EXERCISE DESCRIPTION – Copy each line containing the word "Neronis" from the records that follow, please.

★ ★ ★ ★

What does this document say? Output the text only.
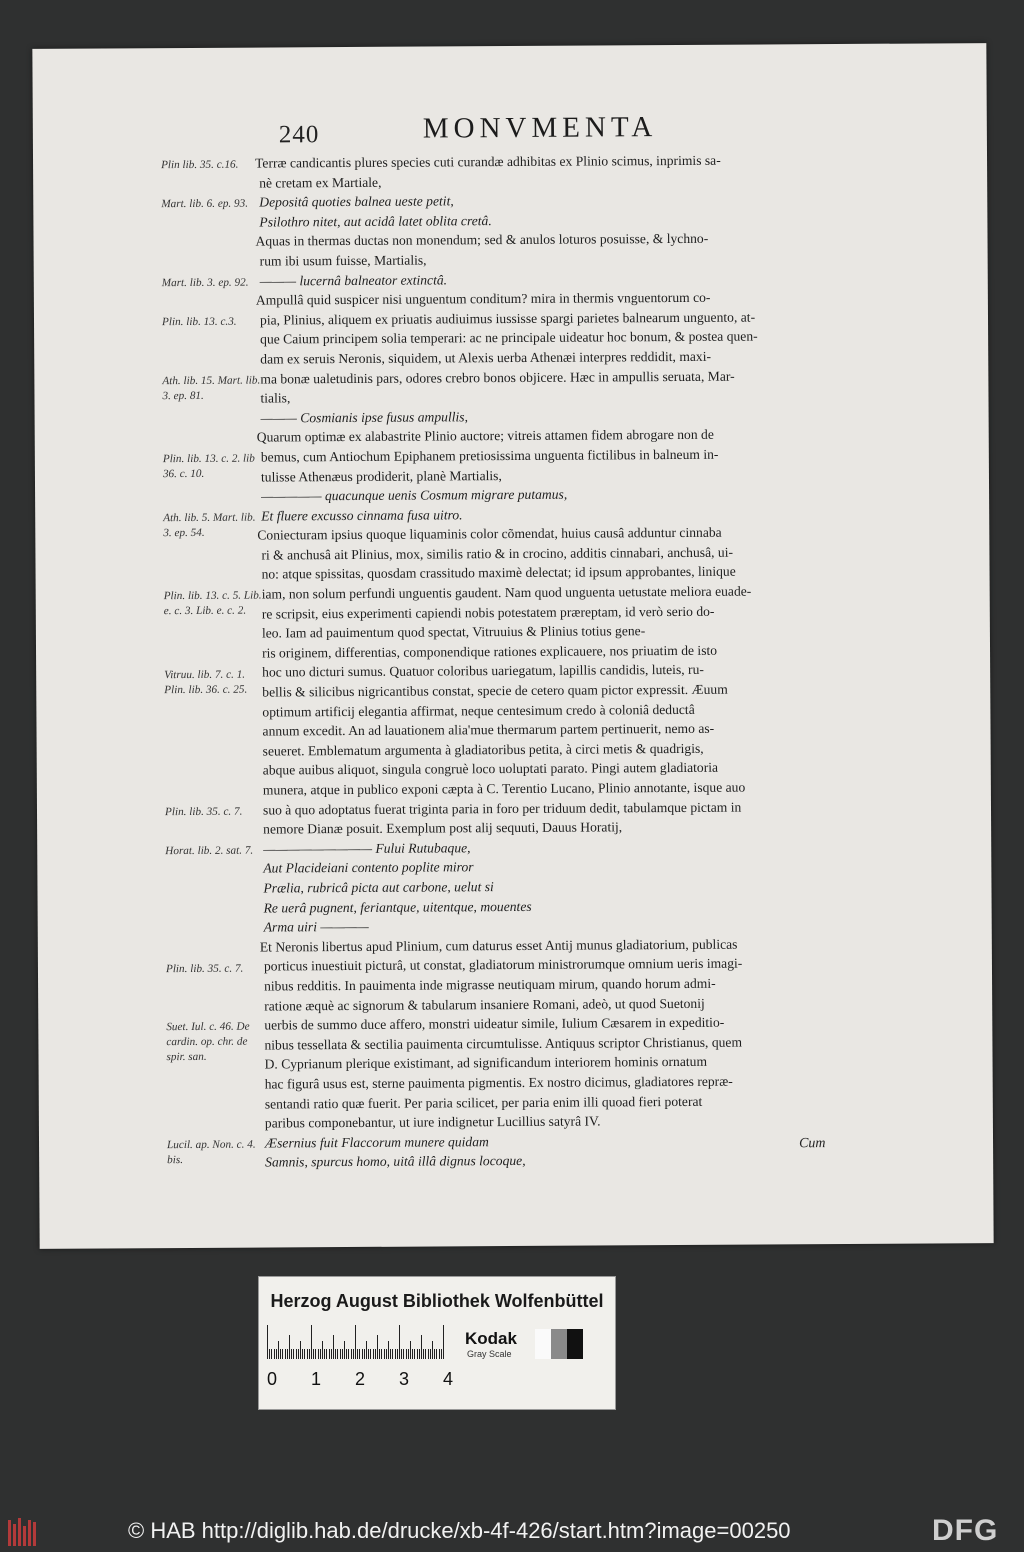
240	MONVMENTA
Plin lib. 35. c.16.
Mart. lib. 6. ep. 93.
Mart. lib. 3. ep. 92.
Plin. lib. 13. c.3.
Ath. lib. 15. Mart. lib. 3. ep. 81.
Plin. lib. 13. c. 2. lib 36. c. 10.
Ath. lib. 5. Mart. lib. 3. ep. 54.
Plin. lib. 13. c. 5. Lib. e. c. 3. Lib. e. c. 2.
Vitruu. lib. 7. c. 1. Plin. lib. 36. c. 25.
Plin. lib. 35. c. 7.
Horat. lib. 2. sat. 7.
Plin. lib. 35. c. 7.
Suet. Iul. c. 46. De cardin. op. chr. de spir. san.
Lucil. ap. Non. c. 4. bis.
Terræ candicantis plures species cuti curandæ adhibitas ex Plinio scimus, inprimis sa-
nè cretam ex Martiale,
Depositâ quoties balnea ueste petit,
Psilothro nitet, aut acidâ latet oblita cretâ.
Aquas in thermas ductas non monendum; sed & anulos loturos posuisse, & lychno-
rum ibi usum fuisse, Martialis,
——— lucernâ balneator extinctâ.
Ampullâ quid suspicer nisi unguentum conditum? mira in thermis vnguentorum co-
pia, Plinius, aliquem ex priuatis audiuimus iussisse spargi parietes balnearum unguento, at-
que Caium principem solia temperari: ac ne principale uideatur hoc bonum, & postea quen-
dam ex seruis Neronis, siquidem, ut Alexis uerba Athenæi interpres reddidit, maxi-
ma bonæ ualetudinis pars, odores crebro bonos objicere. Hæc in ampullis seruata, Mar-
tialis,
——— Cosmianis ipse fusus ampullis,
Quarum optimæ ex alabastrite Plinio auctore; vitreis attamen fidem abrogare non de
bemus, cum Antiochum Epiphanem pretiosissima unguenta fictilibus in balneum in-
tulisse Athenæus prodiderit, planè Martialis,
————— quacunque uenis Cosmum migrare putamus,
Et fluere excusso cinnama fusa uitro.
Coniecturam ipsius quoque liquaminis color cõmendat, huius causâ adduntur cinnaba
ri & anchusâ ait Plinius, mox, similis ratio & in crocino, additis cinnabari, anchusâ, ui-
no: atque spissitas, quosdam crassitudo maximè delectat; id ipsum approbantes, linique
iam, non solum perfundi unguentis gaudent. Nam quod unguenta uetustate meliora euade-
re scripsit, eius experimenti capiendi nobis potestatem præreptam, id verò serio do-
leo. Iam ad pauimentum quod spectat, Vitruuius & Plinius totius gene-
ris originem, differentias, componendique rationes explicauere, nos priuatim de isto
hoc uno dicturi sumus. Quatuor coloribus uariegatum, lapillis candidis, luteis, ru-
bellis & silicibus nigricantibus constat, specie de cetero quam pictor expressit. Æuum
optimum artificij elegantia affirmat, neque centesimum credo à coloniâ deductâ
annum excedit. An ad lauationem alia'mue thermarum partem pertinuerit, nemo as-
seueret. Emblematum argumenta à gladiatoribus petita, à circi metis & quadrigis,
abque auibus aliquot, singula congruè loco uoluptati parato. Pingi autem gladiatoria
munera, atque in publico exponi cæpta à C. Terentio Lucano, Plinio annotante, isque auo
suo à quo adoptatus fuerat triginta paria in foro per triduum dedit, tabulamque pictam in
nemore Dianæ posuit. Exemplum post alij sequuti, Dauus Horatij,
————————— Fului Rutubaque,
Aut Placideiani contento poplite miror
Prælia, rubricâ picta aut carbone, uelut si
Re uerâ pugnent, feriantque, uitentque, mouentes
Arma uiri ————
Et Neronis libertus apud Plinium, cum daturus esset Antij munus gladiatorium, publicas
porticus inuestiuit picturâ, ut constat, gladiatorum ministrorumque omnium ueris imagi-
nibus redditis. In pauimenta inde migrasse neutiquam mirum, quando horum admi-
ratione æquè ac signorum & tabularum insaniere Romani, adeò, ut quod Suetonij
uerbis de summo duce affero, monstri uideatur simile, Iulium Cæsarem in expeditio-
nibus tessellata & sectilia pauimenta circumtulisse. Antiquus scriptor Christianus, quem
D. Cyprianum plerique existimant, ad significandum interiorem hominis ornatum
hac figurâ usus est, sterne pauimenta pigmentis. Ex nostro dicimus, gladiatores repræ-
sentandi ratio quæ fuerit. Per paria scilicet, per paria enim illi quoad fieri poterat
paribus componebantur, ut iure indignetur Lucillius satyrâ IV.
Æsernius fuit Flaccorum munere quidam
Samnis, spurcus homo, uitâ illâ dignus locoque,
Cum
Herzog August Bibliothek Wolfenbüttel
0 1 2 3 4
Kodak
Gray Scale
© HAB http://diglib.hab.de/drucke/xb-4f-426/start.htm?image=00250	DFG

★ ★ ★ ★

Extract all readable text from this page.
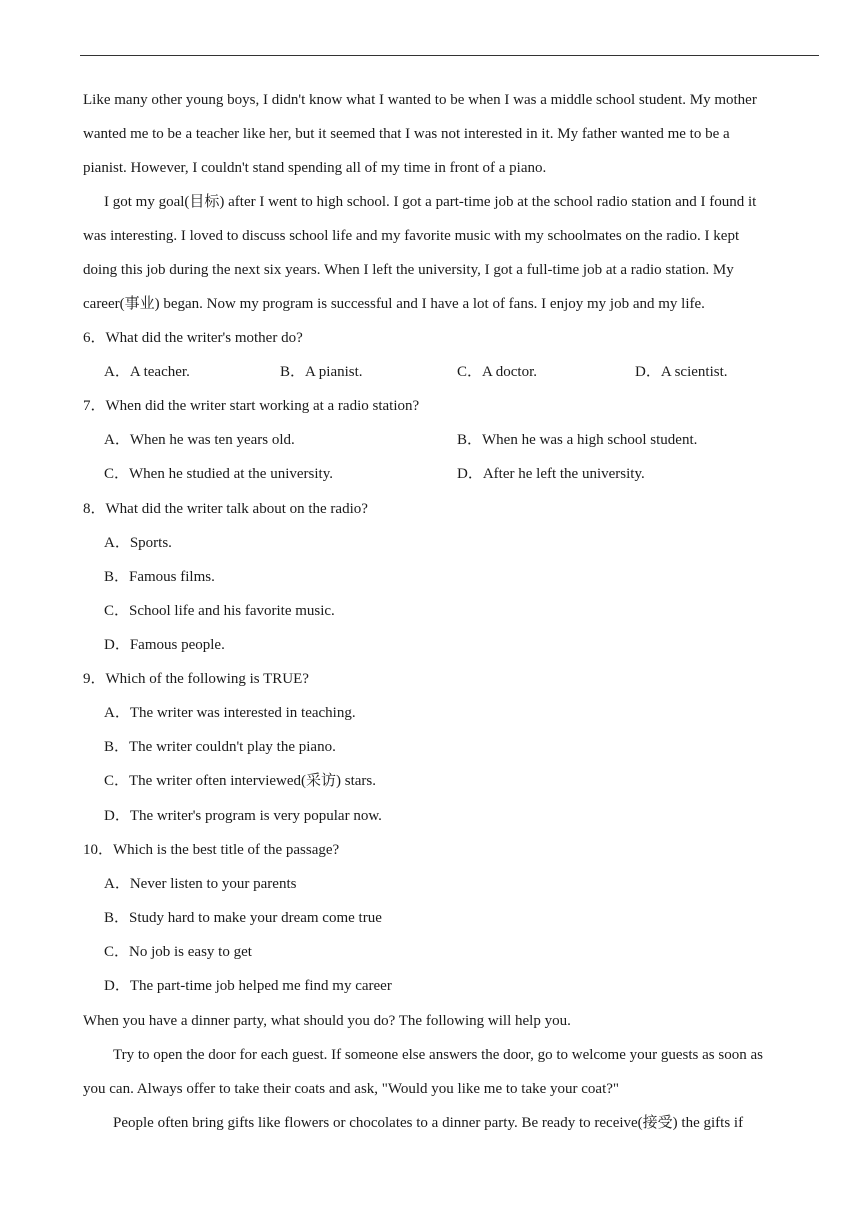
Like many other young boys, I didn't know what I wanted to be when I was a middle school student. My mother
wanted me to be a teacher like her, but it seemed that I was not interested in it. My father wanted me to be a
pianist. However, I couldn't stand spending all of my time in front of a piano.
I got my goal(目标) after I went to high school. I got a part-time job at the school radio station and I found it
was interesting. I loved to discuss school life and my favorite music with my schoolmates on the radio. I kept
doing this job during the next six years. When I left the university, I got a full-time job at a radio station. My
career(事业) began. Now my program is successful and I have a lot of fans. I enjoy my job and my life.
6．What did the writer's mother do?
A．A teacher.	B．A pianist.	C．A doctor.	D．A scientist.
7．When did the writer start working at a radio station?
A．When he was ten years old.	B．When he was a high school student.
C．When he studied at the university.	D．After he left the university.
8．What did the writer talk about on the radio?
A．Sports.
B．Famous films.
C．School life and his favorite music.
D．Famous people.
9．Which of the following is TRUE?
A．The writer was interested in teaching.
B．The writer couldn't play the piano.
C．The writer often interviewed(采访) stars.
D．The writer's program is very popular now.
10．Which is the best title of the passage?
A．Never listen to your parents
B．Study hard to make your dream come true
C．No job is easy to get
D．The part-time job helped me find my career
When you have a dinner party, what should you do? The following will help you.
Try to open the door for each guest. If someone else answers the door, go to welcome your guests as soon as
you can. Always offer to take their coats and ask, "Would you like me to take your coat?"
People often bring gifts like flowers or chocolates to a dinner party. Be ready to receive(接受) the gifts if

★ ★ ★ ★

IN RESPONSE –
dam ex seruis Neronis, siquidem, ut Alexis uerba Athenæi interpres reddidit, maxi-
Et Neronis libertus apud Plinium, cum daturus esset Antij munus gladiatorium, publicas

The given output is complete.